Page element annotations
────────────────────────────────────────

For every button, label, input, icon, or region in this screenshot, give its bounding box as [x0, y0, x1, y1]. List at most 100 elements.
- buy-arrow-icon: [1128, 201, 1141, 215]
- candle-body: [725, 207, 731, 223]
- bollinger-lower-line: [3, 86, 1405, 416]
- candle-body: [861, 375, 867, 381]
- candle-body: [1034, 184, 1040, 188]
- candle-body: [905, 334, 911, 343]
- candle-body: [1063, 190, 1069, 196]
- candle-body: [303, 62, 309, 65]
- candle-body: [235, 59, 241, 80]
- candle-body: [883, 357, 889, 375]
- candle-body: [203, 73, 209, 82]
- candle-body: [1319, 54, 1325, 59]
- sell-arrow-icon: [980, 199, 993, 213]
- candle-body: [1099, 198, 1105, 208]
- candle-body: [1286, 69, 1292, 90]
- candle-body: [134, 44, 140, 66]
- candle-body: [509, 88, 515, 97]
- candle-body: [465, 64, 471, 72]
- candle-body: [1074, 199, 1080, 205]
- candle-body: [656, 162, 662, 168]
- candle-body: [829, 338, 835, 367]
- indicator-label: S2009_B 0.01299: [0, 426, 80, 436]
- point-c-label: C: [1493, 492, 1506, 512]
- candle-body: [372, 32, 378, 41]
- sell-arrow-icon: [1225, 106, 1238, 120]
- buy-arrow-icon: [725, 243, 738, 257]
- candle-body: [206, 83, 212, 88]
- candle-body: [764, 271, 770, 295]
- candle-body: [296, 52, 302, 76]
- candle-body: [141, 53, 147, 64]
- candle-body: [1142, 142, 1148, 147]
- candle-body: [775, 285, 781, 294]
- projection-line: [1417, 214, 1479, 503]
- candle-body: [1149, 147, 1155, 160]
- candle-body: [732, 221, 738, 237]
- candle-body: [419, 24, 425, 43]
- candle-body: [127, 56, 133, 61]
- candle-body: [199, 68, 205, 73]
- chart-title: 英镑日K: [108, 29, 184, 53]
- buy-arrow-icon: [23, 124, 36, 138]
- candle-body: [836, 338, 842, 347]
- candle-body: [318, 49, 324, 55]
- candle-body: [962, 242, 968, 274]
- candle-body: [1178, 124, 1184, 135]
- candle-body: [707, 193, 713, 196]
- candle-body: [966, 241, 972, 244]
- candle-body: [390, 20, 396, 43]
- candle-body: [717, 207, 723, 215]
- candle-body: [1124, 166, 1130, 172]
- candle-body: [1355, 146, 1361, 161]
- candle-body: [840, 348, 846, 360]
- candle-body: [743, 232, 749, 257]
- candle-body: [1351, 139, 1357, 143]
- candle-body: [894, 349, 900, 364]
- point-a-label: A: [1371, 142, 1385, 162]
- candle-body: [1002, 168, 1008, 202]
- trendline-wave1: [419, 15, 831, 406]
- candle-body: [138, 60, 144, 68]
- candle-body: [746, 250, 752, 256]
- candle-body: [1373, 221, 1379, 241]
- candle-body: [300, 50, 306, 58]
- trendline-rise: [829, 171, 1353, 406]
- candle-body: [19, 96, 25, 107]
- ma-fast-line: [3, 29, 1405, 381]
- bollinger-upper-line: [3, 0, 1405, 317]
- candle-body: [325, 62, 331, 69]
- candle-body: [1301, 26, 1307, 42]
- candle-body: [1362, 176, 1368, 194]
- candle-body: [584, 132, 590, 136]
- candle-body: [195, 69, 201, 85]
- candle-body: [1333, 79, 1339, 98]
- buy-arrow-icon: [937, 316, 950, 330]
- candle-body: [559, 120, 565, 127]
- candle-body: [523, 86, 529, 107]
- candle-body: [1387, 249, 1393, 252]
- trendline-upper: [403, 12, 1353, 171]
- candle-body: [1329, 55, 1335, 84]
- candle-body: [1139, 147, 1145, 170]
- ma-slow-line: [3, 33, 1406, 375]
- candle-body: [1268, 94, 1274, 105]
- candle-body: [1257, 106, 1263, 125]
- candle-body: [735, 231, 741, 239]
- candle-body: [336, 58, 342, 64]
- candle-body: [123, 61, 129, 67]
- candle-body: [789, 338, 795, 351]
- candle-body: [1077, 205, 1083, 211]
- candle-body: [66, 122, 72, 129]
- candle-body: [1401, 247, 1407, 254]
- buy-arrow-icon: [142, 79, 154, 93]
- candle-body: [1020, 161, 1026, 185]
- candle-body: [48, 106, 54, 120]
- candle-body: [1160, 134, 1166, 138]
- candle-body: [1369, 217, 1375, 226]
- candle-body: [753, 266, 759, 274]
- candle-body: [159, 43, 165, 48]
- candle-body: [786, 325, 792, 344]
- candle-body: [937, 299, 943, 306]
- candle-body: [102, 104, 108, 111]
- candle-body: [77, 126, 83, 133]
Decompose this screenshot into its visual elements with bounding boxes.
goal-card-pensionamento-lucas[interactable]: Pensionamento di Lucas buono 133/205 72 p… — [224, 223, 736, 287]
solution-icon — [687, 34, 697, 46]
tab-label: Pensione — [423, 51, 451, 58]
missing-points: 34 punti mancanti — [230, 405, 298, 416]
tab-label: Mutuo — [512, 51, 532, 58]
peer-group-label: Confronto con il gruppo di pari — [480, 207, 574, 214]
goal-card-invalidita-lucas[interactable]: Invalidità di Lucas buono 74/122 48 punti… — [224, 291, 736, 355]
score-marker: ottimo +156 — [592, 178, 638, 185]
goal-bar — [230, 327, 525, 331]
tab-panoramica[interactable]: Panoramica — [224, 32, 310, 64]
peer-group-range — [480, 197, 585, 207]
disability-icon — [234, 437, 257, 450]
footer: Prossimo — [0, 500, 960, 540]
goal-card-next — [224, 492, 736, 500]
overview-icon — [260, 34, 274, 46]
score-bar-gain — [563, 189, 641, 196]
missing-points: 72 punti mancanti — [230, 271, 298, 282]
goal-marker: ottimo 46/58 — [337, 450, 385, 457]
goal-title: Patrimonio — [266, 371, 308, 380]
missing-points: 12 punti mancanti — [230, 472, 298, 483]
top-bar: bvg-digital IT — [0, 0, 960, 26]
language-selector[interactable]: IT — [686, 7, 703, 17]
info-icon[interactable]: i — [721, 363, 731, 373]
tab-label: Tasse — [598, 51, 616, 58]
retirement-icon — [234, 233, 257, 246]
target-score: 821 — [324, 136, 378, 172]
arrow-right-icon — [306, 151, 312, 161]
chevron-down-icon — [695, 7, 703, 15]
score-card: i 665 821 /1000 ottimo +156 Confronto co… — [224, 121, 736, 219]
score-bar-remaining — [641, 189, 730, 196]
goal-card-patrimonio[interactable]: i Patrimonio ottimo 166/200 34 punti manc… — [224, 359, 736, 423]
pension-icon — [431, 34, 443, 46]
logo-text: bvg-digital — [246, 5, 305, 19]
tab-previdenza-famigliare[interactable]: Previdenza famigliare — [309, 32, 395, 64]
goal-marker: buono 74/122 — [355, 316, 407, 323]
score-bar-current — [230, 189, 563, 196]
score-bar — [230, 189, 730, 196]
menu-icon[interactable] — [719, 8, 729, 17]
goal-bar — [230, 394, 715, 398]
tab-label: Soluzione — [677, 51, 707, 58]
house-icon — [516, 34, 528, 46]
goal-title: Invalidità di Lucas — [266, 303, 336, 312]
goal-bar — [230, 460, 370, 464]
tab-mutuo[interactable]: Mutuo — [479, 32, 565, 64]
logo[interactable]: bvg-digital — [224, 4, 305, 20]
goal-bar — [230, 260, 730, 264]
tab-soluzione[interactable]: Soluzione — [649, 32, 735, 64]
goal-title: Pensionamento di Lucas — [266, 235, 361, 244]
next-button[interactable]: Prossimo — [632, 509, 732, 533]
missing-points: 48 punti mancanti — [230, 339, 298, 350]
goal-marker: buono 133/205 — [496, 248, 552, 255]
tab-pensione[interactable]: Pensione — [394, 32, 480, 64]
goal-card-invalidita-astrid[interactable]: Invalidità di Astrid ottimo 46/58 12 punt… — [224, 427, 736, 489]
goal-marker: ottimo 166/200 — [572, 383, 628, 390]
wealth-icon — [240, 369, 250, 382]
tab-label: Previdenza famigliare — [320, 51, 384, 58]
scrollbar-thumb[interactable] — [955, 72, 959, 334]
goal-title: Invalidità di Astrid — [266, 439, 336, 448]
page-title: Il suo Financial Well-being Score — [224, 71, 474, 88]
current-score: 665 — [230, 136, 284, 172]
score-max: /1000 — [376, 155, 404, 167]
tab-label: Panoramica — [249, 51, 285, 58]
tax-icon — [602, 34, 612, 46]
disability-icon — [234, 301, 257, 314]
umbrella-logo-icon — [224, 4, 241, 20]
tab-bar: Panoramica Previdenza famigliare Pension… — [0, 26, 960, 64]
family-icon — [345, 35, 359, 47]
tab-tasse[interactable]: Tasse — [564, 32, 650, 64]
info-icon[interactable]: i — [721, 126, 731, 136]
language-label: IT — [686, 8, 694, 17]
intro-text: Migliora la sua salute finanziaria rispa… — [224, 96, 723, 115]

────────────────────────────────────────

#### Task objective
Copy the data word for word, from its first line through the line that contains "- bollinger-lower-line: [3, 86, 1405, 416]", including both of those lines.

#### Output for this exercise
For every button, label, input, icon, or region in this screenshot, give its bounding box as [x0, y0, x1, y1]. List at most 100 elements.
- buy-arrow-icon: [1128, 201, 1141, 215]
- candle-body: [725, 207, 731, 223]
- bollinger-lower-line: [3, 86, 1405, 416]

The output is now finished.